* REQUIRED TASK
Repeat the records in full and exactly, omitting pictures.

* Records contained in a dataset
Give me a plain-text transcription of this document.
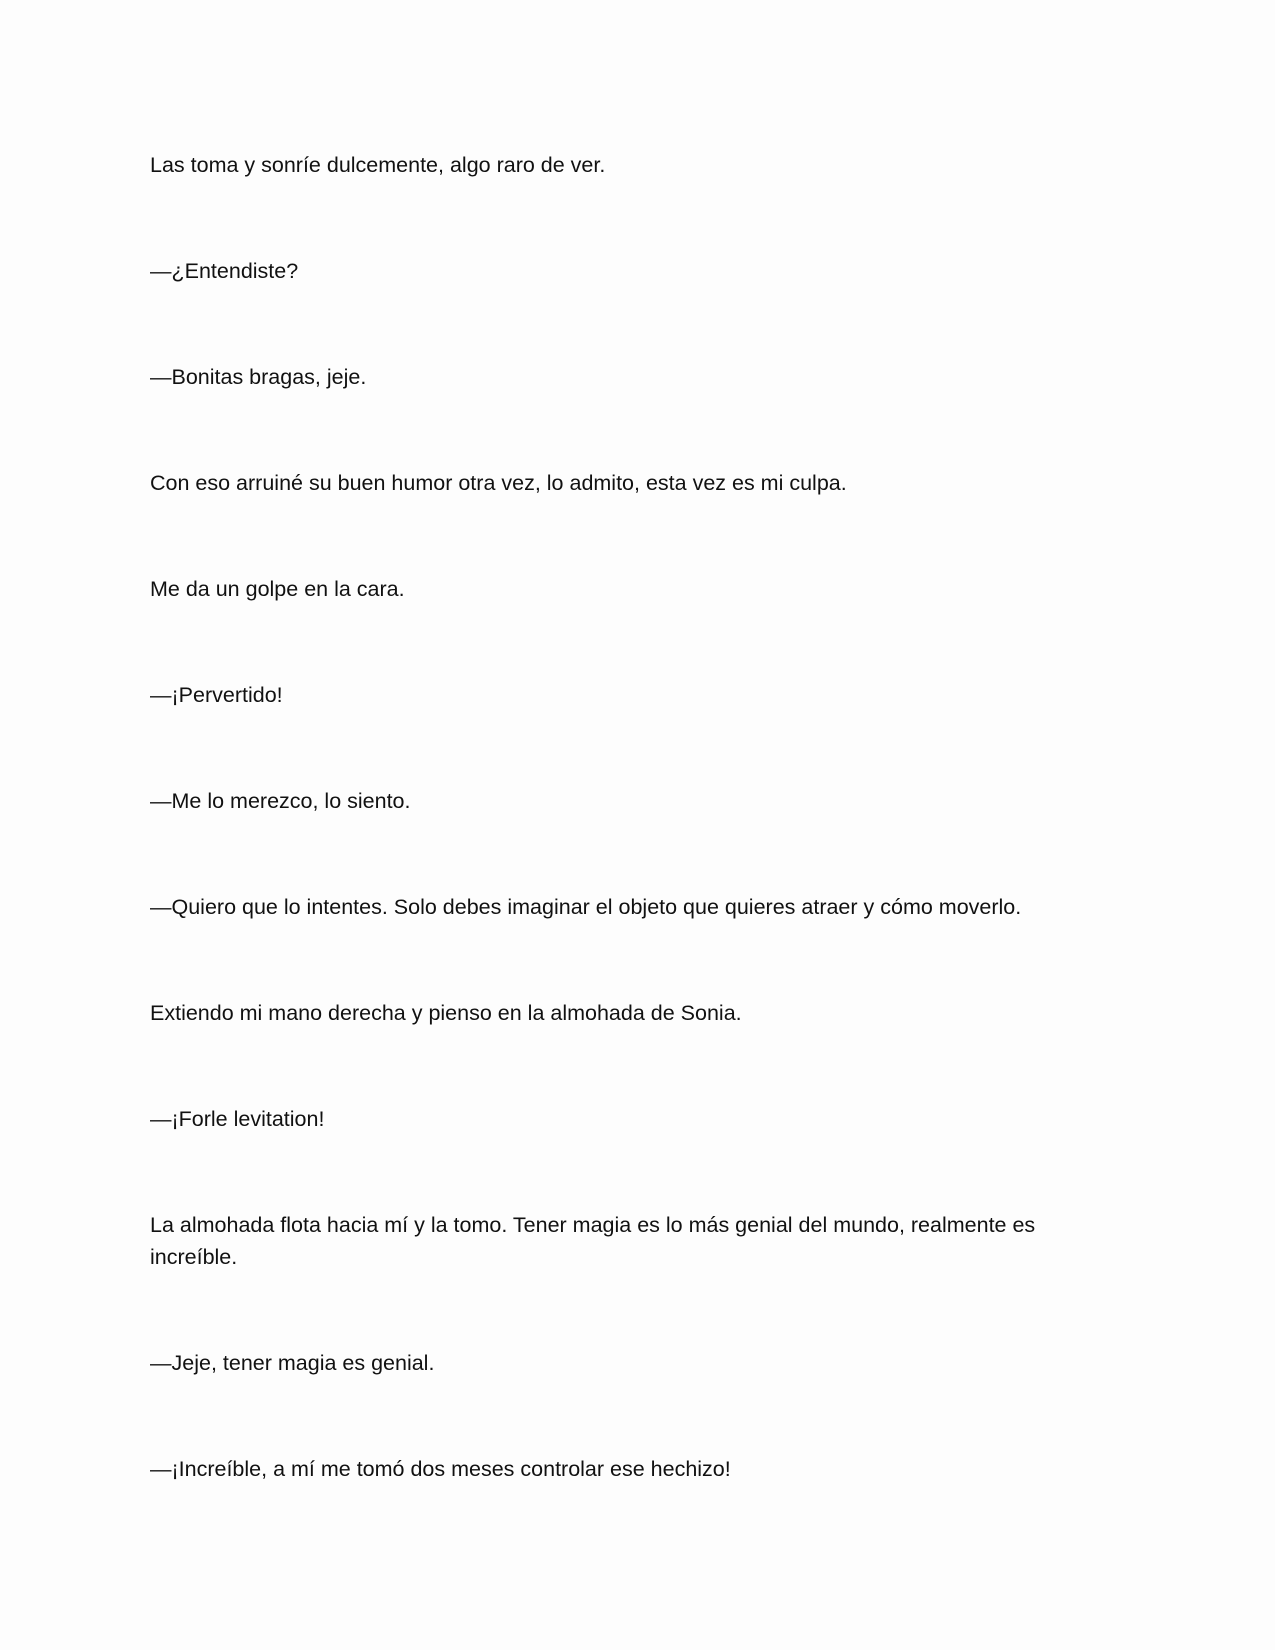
Las toma y sonríe dulcemente, algo raro de ver.

—¿Entendiste?

—Bonitas bragas, jeje.

Con eso arruiné su buen humor otra vez, lo admito, esta vez es mi culpa.

Me da un golpe en la cara.

—¡Pervertido!

—Me lo merezco, lo siento.

—Quiero que lo intentes. Solo debes imaginar el objeto que quieres atraer y cómo moverlo.

Extiendo mi mano derecha y pienso en la almohada de Sonia.

—¡Forle levitation!

La almohada flota hacia mí y la tomo. Tener magia es lo más genial del mundo, realmente es increíble.

—Jeje, tener magia es genial.

—¡Increíble, a mí me tomó dos meses controlar ese hechizo!
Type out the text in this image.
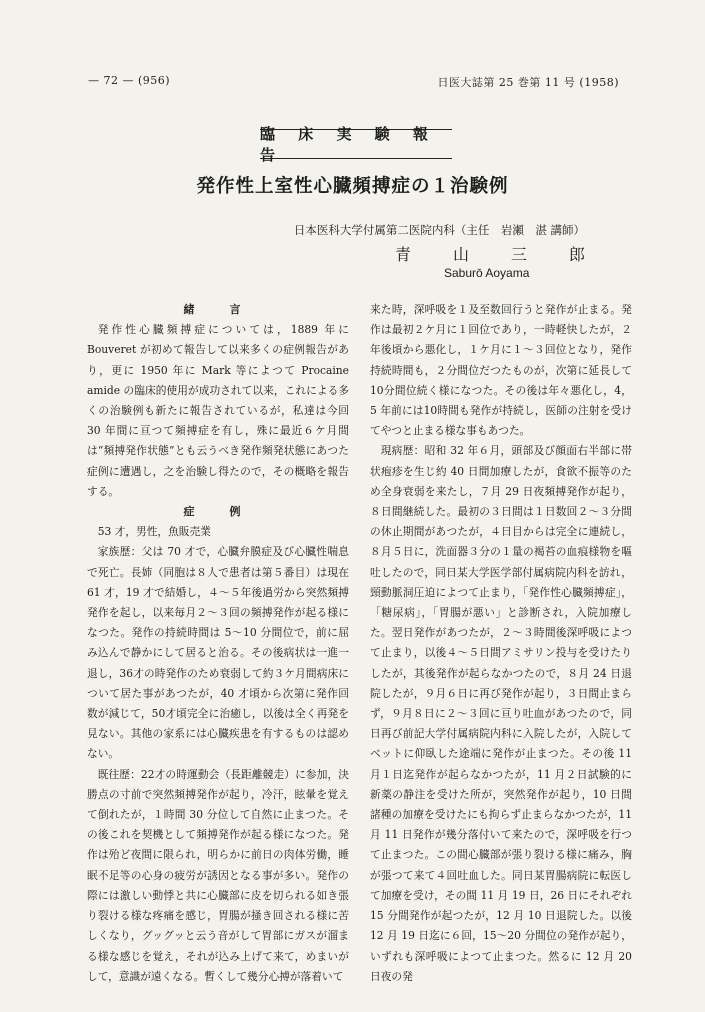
— 72 — (956)	日医大誌第 25 巻第 11 号 (1958)
臨 床 実 験 報 告
発作性上室性心臓頻搏症の１治験例
日本医科大学付属第二医院内科（主任　岩瀬　湛 講師）
青	山	三	郎
Saburō Aoyama
緒　言

発作性心臓頻搏症については，1889 年に Bouveret が初めて報告して以来多くの症例報告があり，更に 1950 年に Mark 等によつて Procaine amide の臨床的使用が成功されて以来，これによる多くの治験例も新たに報告されているが，私達は今回 30 年間に亘つて頻搏症を有し，殊に最近６ケ月間は“頻搏発作状態”とも云うべき発作頻発状態にあつた症例に遭遇し，之を治験し得たので，その概略を報告する。

症　例

53 才，男性，魚販売業

家族歴：父は 70 才で，心臓弁膜症及び心臓性喘息で死亡。長姉（同胞は８人で患者は第５番目）は現在 61 才，19 才で結婚し，４～５年後過労から突然頻搏発作を起し，以来毎月２～３回の頻搏発作が起る様になつた。発作の持続時間は 5～10 分間位で，前に屈み込んで静かにして居ると治る。その後病状は一進一退し，36才の時発作のため衰弱して約３ケ月間病床について居た事があつたが，40 才頃から次第に発作回数が減じて，50才頃完全に治癒し，以後は全く再発を見ない。其他の家系には心臓疾患を有するものは認めない。

既往歴：22才の時運動会（長距離競走）に参加，決勝点の寸前で突然頻搏発作が起り，冷汗，眩暈を覚えて倒れたが，１時間 30 分位して自然に止まつた。その後これを契機として頻搏発作が起る様になつた。発作は殆ど夜間に限られ，明らかに前日の肉体労働，睡眠不足等の心身の疲労が誘因となる事が多い。発作の際には激しい動悸と共に心臓部に皮を切られる如き張り裂ける様な疼痛を感じ，胃腸が掻き回される様に苦しくなり，グッグッと云う音がして胃部にガスが溜まる様な感じを覚え，それが込み上げて来て，めまいがして，意識が遠くなる。暫くして幾分心搏が落着いて

来た時，深呼吸を１及至数回行うと発作が止まる。発作は最初２ケ月に１回位であり，一時軽快したが，２年後頃から悪化し，１ケ月に１～３回位となり，発作持続時間も，２分間位だつたものが，次第に延長して10分間位続く様になつた。その後は年々悪化し，4，5 年前には10時間も発作が持続し，医師の注射を受けてやつと止まる様な事もあつた。

現病歴：昭和 32 年６月，頭部及び顔面右半部に帯状疱疹を生じ約 40 日間加療したが，食欲不振等のため全身衰弱を来たし，７月 29 日夜頻搏発作が起り，８日間継続した。最初の３日間は１日数回２～３分間の休止期間があつたが，４日目からは完全に連続し，８月５日に，洗面器３分の１量の褐苔の血痕様物を嘔吐したので，同日某大学医学部付属病院内科を訪れ，頸動脈洞圧迫によつて止まり，「発作性心臓頻搏症」，「糖尿病」，「胃腸が悪い」と診断され，入院加療した。翌日発作があつたが，２～３時間後深呼吸によつて止まり，以後４～５日間アミサリン投与を受けたりしたが，其後発作が起らなかつたので，８月 24 日退院したが，９月６日に再び発作が起り，３日間止まらず，９月８日に２～３回に亘り吐血があつたので，同日再び前記大学付属病院内科に入院したが，入院してベットに仰臥した途端に発作が止まつた。その後 11 月１日迄発作が起らなかつたが，11 月２日試験的に新薬の静注を受けた所が，突然発作が起り，10 日間諸種の加療を受けたにも拘らず止まらなかつたが，11 月 11 日発作が幾分落付いて来たので，深呼吸を行つて止まつた。この間心臓部が張り裂ける様に痛み，胸が張つて来て４回吐血した。同日某胃腸病院に転医して加療を受け，その間 11 月 19 日，26 日にそれぞれ 15 分間発作が起つたが，12 月 10 日退院した。以後 12 月 19 日迄に６回，15～20 分間位の発作が起り，いずれも深呼吸によつて止まつた。然るに 12 月 20 日夜の発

* RESULT
Give me a plain-text transcription of this document.
Las toma y sonríe dulcemente, algo raro de ver.

—¿Entendiste?

—Bonitas bragas, jeje.

Con eso arruiné su buen humor otra vez, lo admito, esta vez es mi culpa.

Me da un golpe en la cara.

—¡Pervertido!

—Me lo merezco, lo siento.

—Quiero que lo intentes. Solo debes imaginar el objeto que quieres atraer y cómo moverlo.

Extiendo mi mano derecha y pienso en la almohada de Sonia.

—¡Forle levitation!

La almohada flota hacia mí y la tomo. Tener magia es lo más genial del mundo, realmente es increíble.

—Jeje, tener magia es genial.

—¡Increíble, a mí me tomó dos meses controlar ese hechizo!
Type out the text in this image.
— 72 — (956)	日医大誌第 25 巻第 11 号 (1958)
臨 床 実 験 報 告
発作性上室性心臓頻搏症の１治験例
日本医科大学付属第二医院内科（主任　岩瀬　湛 講師）
青	山	三	郎
Saburō Aoyama
緒　言

発作性心臓頻搏症については，1889 年に Bouveret が初めて報告して以来多くの症例報告があり，更に 1950 年に Mark 等によつて Procaine amide の臨床的使用が成功されて以来，これによる多くの治験例も新たに報告されているが，私達は今回 30 年間に亘つて頻搏症を有し，殊に最近６ケ月間は“頻搏発作状態”とも云うべき発作頻発状態にあつた症例に遭遇し，之を治験し得たので，その概略を報告する。

症　例

53 才，男性，魚販売業

家族歴：父は 70 才で，心臓弁膜症及び心臓性喘息で死亡。長姉（同胞は８人で患者は第５番目）は現在 61 才，19 才で結婚し，４～５年後過労から突然頻搏発作を起し，以来毎月２～３回の頻搏発作が起る様になつた。発作の持続時間は 5～10 分間位で，前に屈み込んで静かにして居ると治る。その後病状は一進一退し，36才の時発作のため衰弱して約３ケ月間病床について居た事があつたが，40 才頃から次第に発作回数が減じて，50才頃完全に治癒し，以後は全く再発を見ない。其他の家系には心臓疾患を有するものは認めない。

既往歴：22才の時運動会（長距離競走）に参加，決勝点の寸前で突然頻搏発作が起り，冷汗，眩暈を覚えて倒れたが，１時間 30 分位して自然に止まつた。その後これを契機として頻搏発作が起る様になつた。発作は殆ど夜間に限られ，明らかに前日の肉体労働，睡眠不足等の心身の疲労が誘因となる事が多い。発作の際には激しい動悸と共に心臓部に皮を切られる如き張り裂ける様な疼痛を感じ，胃腸が掻き回される様に苦しくなり，グッグッと云う音がして胃部にガスが溜まる様な感じを覚え，それが込み上げて来て，めまいがして，意識が遠くなる。暫くして幾分心搏が落着いて

来た時，深呼吸を１及至数回行うと発作が止まる。発作は最初２ケ月に１回位であり，一時軽快したが，２年後頃から悪化し，１ケ月に１～３回位となり，発作持続時間も，２分間位だつたものが，次第に延長して10分間位続く様になつた。その後は年々悪化し，4，5 年前には10時間も発作が持続し，医師の注射を受けてやつと止まる様な事もあつた。

現病歴：昭和 32 年６月，頭部及び顔面右半部に帯状疱疹を生じ約 40 日間加療したが，食欲不振等のため全身衰弱を来たし，７月 29 日夜頻搏発作が起り，８日間継続した。最初の３日間は１日数回２～３分間の休止期間があつたが，４日目からは完全に連続し，８月５日に，洗面器３分の１量の褐苔の血痕様物を嘔吐したので，同日某大学医学部付属病院内科を訪れ，頸動脈洞圧迫によつて止まり，「発作性心臓頻搏症」，「糖尿病」，「胃腸が悪い」と診断され，入院加療した。翌日発作があつたが，２～３時間後深呼吸によつて止まり，以後４～５日間アミサリン投与を受けたりしたが，其後発作が起らなかつたので，８月 24 日退院したが，９月６日に再び発作が起り，３日間止まらず，９月８日に２～３回に亘り吐血があつたので，同日再び前記大学付属病院内科に入院したが，入院してベットに仰臥した途端に発作が止まつた。その後 11 月１日迄発作が起らなかつたが，11 月２日試験的に新薬の静注を受けた所が，突然発作が起り，10 日間諸種の加療を受けたにも拘らず止まらなかつたが，11 月 11 日発作が幾分落付いて来たので，深呼吸を行つて止まつた。この間心臓部が張り裂ける様に痛み，胸が張つて来て４回吐血した。同日某胃腸病院に転医して加療を受け，その間 11 月 19 日，26 日にそれぞれ 15 分間発作が起つたが，12 月 10 日退院した。以後 12 月 19 日迄に６回，15～20 分間位の発作が起り，いずれも深呼吸によつて止まつた。然るに 12 月 20 日夜の発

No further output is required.